-- Set task --
Copy out the listing exactly.

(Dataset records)
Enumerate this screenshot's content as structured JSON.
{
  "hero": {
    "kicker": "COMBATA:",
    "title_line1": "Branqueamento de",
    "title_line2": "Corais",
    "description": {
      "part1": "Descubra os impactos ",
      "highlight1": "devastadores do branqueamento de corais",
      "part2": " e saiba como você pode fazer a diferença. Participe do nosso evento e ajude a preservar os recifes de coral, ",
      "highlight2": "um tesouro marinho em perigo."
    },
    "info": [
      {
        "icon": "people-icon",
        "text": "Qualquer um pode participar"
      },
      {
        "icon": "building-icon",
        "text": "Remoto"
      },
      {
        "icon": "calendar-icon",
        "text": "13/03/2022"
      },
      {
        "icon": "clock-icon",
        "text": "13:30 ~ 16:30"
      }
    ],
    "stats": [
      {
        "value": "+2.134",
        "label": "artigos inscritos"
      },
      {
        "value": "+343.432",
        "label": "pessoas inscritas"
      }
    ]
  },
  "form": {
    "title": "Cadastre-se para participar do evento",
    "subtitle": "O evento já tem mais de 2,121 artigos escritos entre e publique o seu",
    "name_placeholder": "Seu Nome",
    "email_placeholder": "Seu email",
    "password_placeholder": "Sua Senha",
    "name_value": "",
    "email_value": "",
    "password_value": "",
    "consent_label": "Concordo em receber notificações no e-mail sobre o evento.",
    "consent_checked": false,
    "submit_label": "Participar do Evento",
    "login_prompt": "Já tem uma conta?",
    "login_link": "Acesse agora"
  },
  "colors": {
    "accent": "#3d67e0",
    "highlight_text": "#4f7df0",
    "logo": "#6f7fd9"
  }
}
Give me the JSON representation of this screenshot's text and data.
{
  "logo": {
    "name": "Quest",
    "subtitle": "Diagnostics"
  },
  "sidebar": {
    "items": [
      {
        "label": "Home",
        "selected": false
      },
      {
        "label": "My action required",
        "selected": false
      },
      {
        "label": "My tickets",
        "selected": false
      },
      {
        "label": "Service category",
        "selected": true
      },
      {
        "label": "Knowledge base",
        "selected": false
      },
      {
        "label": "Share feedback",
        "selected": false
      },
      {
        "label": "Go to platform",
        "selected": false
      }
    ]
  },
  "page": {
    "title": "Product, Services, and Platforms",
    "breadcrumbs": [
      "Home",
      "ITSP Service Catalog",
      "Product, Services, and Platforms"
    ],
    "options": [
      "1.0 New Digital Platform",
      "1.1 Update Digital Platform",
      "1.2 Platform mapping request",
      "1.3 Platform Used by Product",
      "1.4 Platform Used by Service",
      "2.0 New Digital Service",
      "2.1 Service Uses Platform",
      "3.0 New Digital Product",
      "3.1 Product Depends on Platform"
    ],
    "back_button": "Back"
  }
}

-- Exercise answer --
Enumerate this screenshot's content as structured JSON.
{
  "hero": {
    "kicker": "COMBATA:",
    "title_line1": "Branqueamento de",
    "title_line2": "Corais",
    "description": {
      "part1": "Descubra os impactos ",
      "highlight1": "devastadores do branqueamento de corais",
      "part2": " e saiba como você pode fazer a diferença. Participe do nosso evento e ajude a preservar os recifes de coral, ",
      "highlight2": "um tesouro marinho em perigo."
    },
    "info": [
      {
        "icon": "people-icon",
        "text": "Qualquer um pode participar"
      },
      {
        "icon": "building-icon",
        "text": "Remoto"
      },
      {
        "icon": "calendar-icon",
        "text": "13/03/2022"
      },
      {
        "icon": "clock-icon",
        "text": "13:30 ~ 16:30"
      }
    ],
    "stats": [
      {
        "value": "+2.134",
        "label": "artigos inscritos"
      },
      {
        "value": "+343.432",
        "label": "pessoas inscritas"
      }
    ]
  },
  "form": {
    "title": "Cadastre-se para participar do evento",
    "subtitle": "O evento já tem mais de 2,121 artigos escritos entre e publique o seu",
    "name_placeholder": "Seu Nome",
    "email_placeholder": "Seu email",
    "password_placeholder": "Sua Senha",
    "name_value": "",
    "email_value": "",
    "password_value": "",
    "consent_label": "Concordo em receber notificações no e-mail sobre o evento.",
    "consent_checked": false,
    "submit_label": "Participar do Evento",
    "login_prompt": "Já tem uma conta?",
    "login_link": "Acesse agora"
  },
  "colors": {
    "accent": "#3d67e0",
    "highlight_text": "#4f7df0",
    "logo": "#6f7fd9"
  }
}
Give me the JSON representation of this screenshot's text and data.
{
  "logo": {
    "name": "Quest",
    "subtitle": "Diagnostics"
  },
  "sidebar": {
    "items": [
      {
        "label": "Home",
        "selected": false
      },
      {
        "label": "My action required",
        "selected": false
      },
      {
        "label": "My tickets",
        "selected": false
      },
      {
        "label": "Service category",
        "selected": true
      },
      {
        "label": "Knowledge base",
        "selected": false
      },
      {
        "label": "Share feedback",
        "selected": false
      },
      {
        "label": "Go to platform",
        "selected": false
      }
    ]
  },
  "page": {
    "title": "Product, Services, and Platforms",
    "breadcrumbs": [
      "Home",
      "ITSP Service Catalog",
      "Product, Services, and Platforms"
    ],
    "options": [
      "1.0 New Digital Platform",
      "1.1 Update Digital Platform",
      "1.2 Platform mapping request",
      "1.3 Platform Used by Product",
      "1.4 Platform Used by Service",
      "2.0 New Digital Service",
      "2.1 Service Uses Platform",
      "3.0 New Digital Product",
      "3.1 Product Depends on Platform"
    ],
    "back_button": "Back"
  }
}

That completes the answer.